### Given data:
========================

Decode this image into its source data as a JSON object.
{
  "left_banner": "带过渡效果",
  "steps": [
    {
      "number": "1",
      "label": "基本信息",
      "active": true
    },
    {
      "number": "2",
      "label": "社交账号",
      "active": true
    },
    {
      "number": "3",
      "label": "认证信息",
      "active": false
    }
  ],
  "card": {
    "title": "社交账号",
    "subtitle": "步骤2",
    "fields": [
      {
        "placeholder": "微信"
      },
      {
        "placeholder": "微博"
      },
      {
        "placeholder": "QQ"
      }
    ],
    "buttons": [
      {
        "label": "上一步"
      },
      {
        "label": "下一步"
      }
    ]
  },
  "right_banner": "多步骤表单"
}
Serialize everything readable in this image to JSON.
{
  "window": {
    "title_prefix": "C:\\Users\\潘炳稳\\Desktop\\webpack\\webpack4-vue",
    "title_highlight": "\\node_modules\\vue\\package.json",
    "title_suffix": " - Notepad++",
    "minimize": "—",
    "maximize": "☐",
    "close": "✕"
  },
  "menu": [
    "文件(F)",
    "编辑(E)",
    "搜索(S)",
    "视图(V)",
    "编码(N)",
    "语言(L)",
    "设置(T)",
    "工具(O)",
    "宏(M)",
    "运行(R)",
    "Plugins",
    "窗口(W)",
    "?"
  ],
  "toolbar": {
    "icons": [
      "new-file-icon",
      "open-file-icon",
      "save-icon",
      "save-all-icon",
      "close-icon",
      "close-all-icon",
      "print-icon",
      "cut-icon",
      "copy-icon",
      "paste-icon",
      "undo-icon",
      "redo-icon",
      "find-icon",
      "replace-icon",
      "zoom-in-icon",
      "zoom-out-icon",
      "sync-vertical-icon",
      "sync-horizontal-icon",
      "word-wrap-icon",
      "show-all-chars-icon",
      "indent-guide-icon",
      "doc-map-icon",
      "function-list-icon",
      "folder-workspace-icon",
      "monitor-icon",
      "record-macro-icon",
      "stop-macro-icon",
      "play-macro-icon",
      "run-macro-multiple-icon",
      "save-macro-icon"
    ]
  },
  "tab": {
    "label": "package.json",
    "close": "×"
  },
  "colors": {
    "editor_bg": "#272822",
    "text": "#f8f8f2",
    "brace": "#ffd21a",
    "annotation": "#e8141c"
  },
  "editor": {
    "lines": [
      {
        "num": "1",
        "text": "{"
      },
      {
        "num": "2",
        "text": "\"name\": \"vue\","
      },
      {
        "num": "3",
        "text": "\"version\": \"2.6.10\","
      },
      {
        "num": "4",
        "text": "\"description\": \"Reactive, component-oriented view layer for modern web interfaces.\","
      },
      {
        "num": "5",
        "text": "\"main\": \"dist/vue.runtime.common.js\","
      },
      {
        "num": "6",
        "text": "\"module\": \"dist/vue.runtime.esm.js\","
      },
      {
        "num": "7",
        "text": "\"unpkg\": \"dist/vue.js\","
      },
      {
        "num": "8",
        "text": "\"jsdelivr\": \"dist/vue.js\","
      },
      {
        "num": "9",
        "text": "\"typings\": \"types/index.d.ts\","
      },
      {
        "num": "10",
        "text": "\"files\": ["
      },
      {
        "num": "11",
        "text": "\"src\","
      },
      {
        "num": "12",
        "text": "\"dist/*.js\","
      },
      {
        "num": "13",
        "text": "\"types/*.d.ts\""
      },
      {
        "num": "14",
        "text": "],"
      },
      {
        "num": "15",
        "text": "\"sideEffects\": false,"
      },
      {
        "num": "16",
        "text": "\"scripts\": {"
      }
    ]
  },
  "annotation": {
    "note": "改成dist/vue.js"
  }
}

========================

### What is asked:
Would you reproduce all the entries exactly?

### Solution:
Decode this image into its source data as a JSON object.
{
  "left_banner": "带过渡效果",
  "steps": [
    {
      "number": "1",
      "label": "基本信息",
      "active": true
    },
    {
      "number": "2",
      "label": "社交账号",
      "active": true
    },
    {
      "number": "3",
      "label": "认证信息",
      "active": false
    }
  ],
  "card": {
    "title": "社交账号",
    "subtitle": "步骤2",
    "fields": [
      {
        "placeholder": "微信"
      },
      {
        "placeholder": "微博"
      },
      {
        "placeholder": "QQ"
      }
    ],
    "buttons": [
      {
        "label": "上一步"
      },
      {
        "label": "下一步"
      }
    ]
  },
  "right_banner": "多步骤表单"
}
Serialize everything readable in this image to JSON.
{
  "window": {
    "title_prefix": "C:\\Users\\潘炳稳\\Desktop\\webpack\\webpack4-vue",
    "title_highlight": "\\node_modules\\vue\\package.json",
    "title_suffix": " - Notepad++",
    "minimize": "—",
    "maximize": "☐",
    "close": "✕"
  },
  "menu": [
    "文件(F)",
    "编辑(E)",
    "搜索(S)",
    "视图(V)",
    "编码(N)",
    "语言(L)",
    "设置(T)",
    "工具(O)",
    "宏(M)",
    "运行(R)",
    "Plugins",
    "窗口(W)",
    "?"
  ],
  "toolbar": {
    "icons": [
      "new-file-icon",
      "open-file-icon",
      "save-icon",
      "save-all-icon",
      "close-icon",
      "close-all-icon",
      "print-icon",
      "cut-icon",
      "copy-icon",
      "paste-icon",
      "undo-icon",
      "redo-icon",
      "find-icon",
      "replace-icon",
      "zoom-in-icon",
      "zoom-out-icon",
      "sync-vertical-icon",
      "sync-horizontal-icon",
      "word-wrap-icon",
      "show-all-chars-icon",
      "indent-guide-icon",
      "doc-map-icon",
      "function-list-icon",
      "folder-workspace-icon",
      "monitor-icon",
      "record-macro-icon",
      "stop-macro-icon",
      "play-macro-icon",
      "run-macro-multiple-icon",
      "save-macro-icon"
    ]
  },
  "tab": {
    "label": "package.json",
    "close": "×"
  },
  "colors": {
    "editor_bg": "#272822",
    "text": "#f8f8f2",
    "brace": "#ffd21a",
    "annotation": "#e8141c"
  },
  "editor": {
    "lines": [
      {
        "num": "1",
        "text": "{"
      },
      {
        "num": "2",
        "text": "\"name\": \"vue\","
      },
      {
        "num": "3",
        "text": "\"version\": \"2.6.10\","
      },
      {
        "num": "4",
        "text": "\"description\": \"Reactive, component-oriented view layer for modern web interfaces.\","
      },
      {
        "num": "5",
        "text": "\"main\": \"dist/vue.runtime.common.js\","
      },
      {
        "num": "6",
        "text": "\"module\": \"dist/vue.runtime.esm.js\","
      },
      {
        "num": "7",
        "text": "\"unpkg\": \"dist/vue.js\","
      },
      {
        "num": "8",
        "text": "\"jsdelivr\": \"dist/vue.js\","
      },
      {
        "num": "9",
        "text": "\"typings\": \"types/index.d.ts\","
      },
      {
        "num": "10",
        "text": "\"files\": ["
      },
      {
        "num": "11",
        "text": "\"src\","
      },
      {
        "num": "12",
        "text": "\"dist/*.js\","
      },
      {
        "num": "13",
        "text": "\"types/*.d.ts\""
      },
      {
        "num": "14",
        "text": "],"
      },
      {
        "num": "15",
        "text": "\"sideEffects\": false,"
      },
      {
        "num": "16",
        "text": "\"scripts\": {"
      }
    ]
  },
  "annotation": {
    "note": "改成dist/vue.js"
  }
}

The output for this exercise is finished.